## START Available data
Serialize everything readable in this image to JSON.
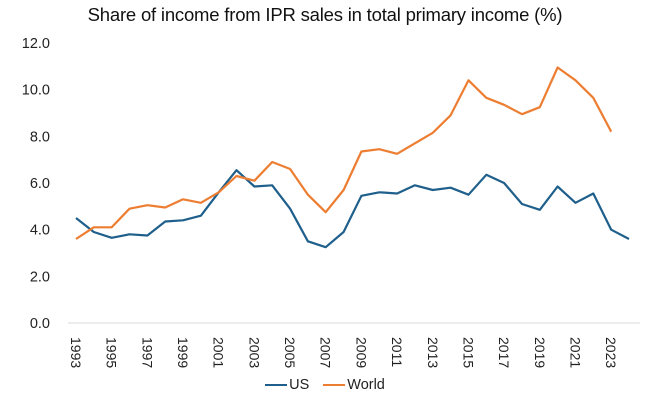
{
  "chart_data": {
    "type": "line",
    "title": "Share of income from IPR sales in total primary income (%)",
    "xlabel": "",
    "ylabel": "",
    "ylim": [
      0,
      12
    ],
    "yticks": [
      "0.0",
      "2.0",
      "4.0",
      "6.0",
      "8.0",
      "10.0",
      "12.0"
    ],
    "xticks": [
      "1993",
      "1995",
      "1997",
      "1999",
      "2001",
      "2003",
      "2005",
      "2007",
      "2009",
      "2011",
      "2013",
      "2015",
      "2017",
      "2019",
      "2021",
      "2023"
    ],
    "x": [
      1993,
      1994,
      1995,
      1996,
      1997,
      1998,
      1999,
      2000,
      2001,
      2002,
      2003,
      2004,
      2005,
      2006,
      2007,
      2008,
      2009,
      2010,
      2011,
      2012,
      2013,
      2014,
      2015,
      2016,
      2017,
      2018,
      2019,
      2020,
      2021,
      2022,
      2023,
      2024
    ],
    "grid": false,
    "legend_position": "bottom",
    "series": [
      {
        "name": "US",
        "color": "#1f5f8b",
        "values": [
          4.5,
          3.9,
          3.65,
          3.8,
          3.75,
          4.35,
          4.4,
          4.6,
          5.6,
          6.55,
          5.85,
          5.9,
          4.9,
          3.5,
          3.25,
          3.9,
          5.45,
          5.6,
          5.55,
          5.9,
          5.7,
          5.8,
          5.5,
          6.35,
          6.0,
          5.1,
          4.85,
          5.85,
          5.15,
          5.55,
          4.0,
          3.6
        ]
      },
      {
        "name": "World",
        "color": "#ed7d31",
        "values": [
          3.6,
          4.1,
          4.1,
          4.9,
          5.05,
          4.95,
          5.3,
          5.15,
          5.6,
          6.3,
          6.1,
          6.9,
          6.6,
          5.5,
          4.75,
          5.7,
          7.35,
          7.45,
          7.25,
          7.7,
          8.15,
          8.9,
          10.4,
          9.65,
          9.35,
          8.95,
          9.25,
          10.95,
          10.4,
          9.65,
          8.2,
          null
        ]
      }
    ]
  }
}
## END Available data
[Aim of the exercise]:
Images in the records should not be copied. Repeat all the rest exactly.

[Response for this exercise]:
Serialize everything readable in this image to JSON.
{
  "chart_data": {
    "type": "line",
    "title": "Share of income from IPR sales in total primary income (%)",
    "xlabel": "",
    "ylabel": "",
    "ylim": [
      0,
      12
    ],
    "yticks": [
      "0.0",
      "2.0",
      "4.0",
      "6.0",
      "8.0",
      "10.0",
      "12.0"
    ],
    "xticks": [
      "1993",
      "1995",
      "1997",
      "1999",
      "2001",
      "2003",
      "2005",
      "2007",
      "2009",
      "2011",
      "2013",
      "2015",
      "2017",
      "2019",
      "2021",
      "2023"
    ],
    "x": [
      1993,
      1994,
      1995,
      1996,
      1997,
      1998,
      1999,
      2000,
      2001,
      2002,
      2003,
      2004,
      2005,
      2006,
      2007,
      2008,
      2009,
      2010,
      2011,
      2012,
      2013,
      2014,
      2015,
      2016,
      2017,
      2018,
      2019,
      2020,
      2021,
      2022,
      2023,
      2024
    ],
    "grid": false,
    "legend_position": "bottom",
    "series": [
      {
        "name": "US",
        "color": "#1f5f8b",
        "values": [
          4.5,
          3.9,
          3.65,
          3.8,
          3.75,
          4.35,
          4.4,
          4.6,
          5.6,
          6.55,
          5.85,
          5.9,
          4.9,
          3.5,
          3.25,
          3.9,
          5.45,
          5.6,
          5.55,
          5.9,
          5.7,
          5.8,
          5.5,
          6.35,
          6.0,
          5.1,
          4.85,
          5.85,
          5.15,
          5.55,
          4.0,
          3.6
        ]
      },
      {
        "name": "World",
        "color": "#ed7d31",
        "values": [
          3.6,
          4.1,
          4.1,
          4.9,
          5.05,
          4.95,
          5.3,
          5.15,
          5.6,
          6.3,
          6.1,
          6.9,
          6.6,
          5.5,
          4.75,
          5.7,
          7.35,
          7.45,
          7.25,
          7.7,
          8.15,
          8.9,
          10.4,
          9.65,
          9.35,
          8.95,
          9.25,
          10.95,
          10.4,
          9.65,
          8.2,
          null
        ]
      }
    ]
  }
}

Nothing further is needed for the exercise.